▸ **Requirements**
Make an exact copy of the lines below.

▸ **Task material**
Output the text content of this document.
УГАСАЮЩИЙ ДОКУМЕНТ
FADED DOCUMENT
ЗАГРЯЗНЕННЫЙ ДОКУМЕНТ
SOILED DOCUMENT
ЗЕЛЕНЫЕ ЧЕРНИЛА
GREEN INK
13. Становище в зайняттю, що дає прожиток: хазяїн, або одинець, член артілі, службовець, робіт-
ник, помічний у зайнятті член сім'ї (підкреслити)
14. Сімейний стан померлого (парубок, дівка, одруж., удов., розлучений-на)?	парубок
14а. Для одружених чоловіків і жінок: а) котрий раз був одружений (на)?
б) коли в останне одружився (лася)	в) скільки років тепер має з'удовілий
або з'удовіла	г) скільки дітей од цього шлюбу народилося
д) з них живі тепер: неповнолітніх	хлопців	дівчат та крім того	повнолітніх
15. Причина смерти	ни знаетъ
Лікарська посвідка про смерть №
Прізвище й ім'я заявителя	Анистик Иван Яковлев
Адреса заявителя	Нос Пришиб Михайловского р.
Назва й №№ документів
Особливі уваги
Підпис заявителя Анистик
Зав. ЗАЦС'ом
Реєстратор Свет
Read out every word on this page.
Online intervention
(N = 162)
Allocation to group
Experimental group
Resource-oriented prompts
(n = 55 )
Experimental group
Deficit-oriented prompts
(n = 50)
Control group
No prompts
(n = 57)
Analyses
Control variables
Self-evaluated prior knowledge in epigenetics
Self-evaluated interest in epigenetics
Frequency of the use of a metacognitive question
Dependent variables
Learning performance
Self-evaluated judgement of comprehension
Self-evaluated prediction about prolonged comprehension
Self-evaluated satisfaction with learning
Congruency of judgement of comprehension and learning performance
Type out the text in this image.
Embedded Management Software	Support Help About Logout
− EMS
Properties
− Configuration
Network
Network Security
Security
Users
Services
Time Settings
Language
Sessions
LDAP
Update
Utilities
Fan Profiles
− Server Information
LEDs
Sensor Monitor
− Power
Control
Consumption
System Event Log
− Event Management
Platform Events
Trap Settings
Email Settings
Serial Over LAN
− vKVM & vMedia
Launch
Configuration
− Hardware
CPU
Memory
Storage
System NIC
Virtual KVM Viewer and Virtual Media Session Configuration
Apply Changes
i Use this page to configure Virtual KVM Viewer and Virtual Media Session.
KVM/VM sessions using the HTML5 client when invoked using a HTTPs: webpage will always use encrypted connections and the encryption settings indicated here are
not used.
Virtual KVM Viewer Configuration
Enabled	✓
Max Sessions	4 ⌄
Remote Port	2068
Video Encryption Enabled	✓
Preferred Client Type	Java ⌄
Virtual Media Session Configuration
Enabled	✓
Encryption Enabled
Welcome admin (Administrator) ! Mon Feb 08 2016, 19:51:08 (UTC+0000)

▸ **Exercise answer**
Output the text content of this document.
УГАСАЮЩИЙ ДОКУМЕНТ
FADED DOCUMENT
ЗАГРЯЗНЕННЫЙ ДОКУМЕНТ
SOILED DOCUMENT
ЗЕЛЕНЫЕ ЧЕРНИЛА
GREEN INK
13. Становище в зайняттю, що дає прожиток: хазяїн, або одинець, член артілі, службовець, робіт-
ник, помічний у зайнятті член сім'ї (підкреслити)
14. Сімейний стан померлого (парубок, дівка, одруж., удов., розлучений-на)?	парубок
14а. Для одружених чоловіків і жінок: а) котрий раз був одружений (на)?
б) коли в останне одружився (лася)	в) скільки років тепер має з'удовілий
або з'удовіла	г) скільки дітей од цього шлюбу народилося
д) з них живі тепер: неповнолітніх	хлопців	дівчат та крім того	повнолітніх
15. Причина смерти	ни знаетъ
Лікарська посвідка про смерть №
Прізвище й ім'я заявителя	Анистик Иван Яковлев
Адреса заявителя	Нос Пришиб Михайловского р.
Назва й №№ документів
Особливі уваги
Підпис заявителя Анистик
Зав. ЗАЦС'ом
Реєстратор Свет
Read out every word on this page.
Online intervention
(N = 162)
Allocation to group
Experimental group
Resource-oriented prompts
(n = 55 )
Experimental group
Deficit-oriented prompts
(n = 50)
Control group
No prompts
(n = 57)
Analyses
Control variables
Self-evaluated prior knowledge in epigenetics
Self-evaluated interest in epigenetics
Frequency of the use of a metacognitive question
Dependent variables
Learning performance
Self-evaluated judgement of comprehension
Self-evaluated prediction about prolonged comprehension
Self-evaluated satisfaction with learning
Congruency of judgement of comprehension and learning performance
Type out the text in this image.
Embedded Management Software	Support Help About Logout
− EMS
Properties
− Configuration
Network
Network Security
Security
Users
Services
Time Settings
Language
Sessions
LDAP
Update
Utilities
Fan Profiles
− Server Information
LEDs
Sensor Monitor
− Power
Control
Consumption
System Event Log
− Event Management
Platform Events
Trap Settings
Email Settings
Serial Over LAN
− vKVM & vMedia
Launch
Configuration
− Hardware
CPU
Memory
Storage
System NIC
Virtual KVM Viewer and Virtual Media Session Configuration
Apply Changes
i Use this page to configure Virtual KVM Viewer and Virtual Media Session.
KVM/VM sessions using the HTML5 client when invoked using a HTTPs: webpage will always use encrypted connections and the encryption settings indicated here are
not used.
Virtual KVM Viewer Configuration
Enabled	✓
Max Sessions	4 ⌄
Remote Port	2068
Video Encryption Enabled	✓
Preferred Client Type	Java ⌄
Virtual Media Session Configuration
Enabled	✓
Encryption Enabled
Welcome admin (Administrator) ! Mon Feb 08 2016, 19:51:08 (UTC+0000)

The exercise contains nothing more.